> _What to work on_
Write the count of lines that contain the word "Students" and nothing else.

-- begin Supplied information --

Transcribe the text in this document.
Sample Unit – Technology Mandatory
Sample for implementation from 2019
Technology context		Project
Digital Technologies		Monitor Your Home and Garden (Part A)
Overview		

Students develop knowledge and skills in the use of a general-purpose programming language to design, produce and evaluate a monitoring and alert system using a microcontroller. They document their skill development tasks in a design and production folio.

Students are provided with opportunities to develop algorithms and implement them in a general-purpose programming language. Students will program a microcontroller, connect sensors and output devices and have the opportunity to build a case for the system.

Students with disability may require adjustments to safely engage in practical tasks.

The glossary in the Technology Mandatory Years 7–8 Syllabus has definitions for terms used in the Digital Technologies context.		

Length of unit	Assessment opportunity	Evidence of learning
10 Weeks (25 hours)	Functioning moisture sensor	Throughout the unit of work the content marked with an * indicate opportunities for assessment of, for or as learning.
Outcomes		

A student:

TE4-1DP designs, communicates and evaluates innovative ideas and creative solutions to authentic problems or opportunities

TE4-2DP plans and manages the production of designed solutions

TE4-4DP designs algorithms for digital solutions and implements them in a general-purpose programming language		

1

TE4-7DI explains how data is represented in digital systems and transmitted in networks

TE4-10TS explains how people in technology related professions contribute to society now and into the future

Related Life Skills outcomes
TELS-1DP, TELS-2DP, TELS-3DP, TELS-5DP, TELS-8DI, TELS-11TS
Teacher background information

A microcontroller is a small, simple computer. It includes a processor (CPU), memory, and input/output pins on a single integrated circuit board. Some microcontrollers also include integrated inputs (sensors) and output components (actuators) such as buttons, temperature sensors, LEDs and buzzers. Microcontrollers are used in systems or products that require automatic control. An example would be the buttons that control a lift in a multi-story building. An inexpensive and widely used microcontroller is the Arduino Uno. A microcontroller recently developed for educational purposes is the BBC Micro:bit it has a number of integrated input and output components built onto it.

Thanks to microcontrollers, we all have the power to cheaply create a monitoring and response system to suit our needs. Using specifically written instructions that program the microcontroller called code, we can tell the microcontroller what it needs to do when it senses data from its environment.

-- end Supplied information --

> _Exercise result_
3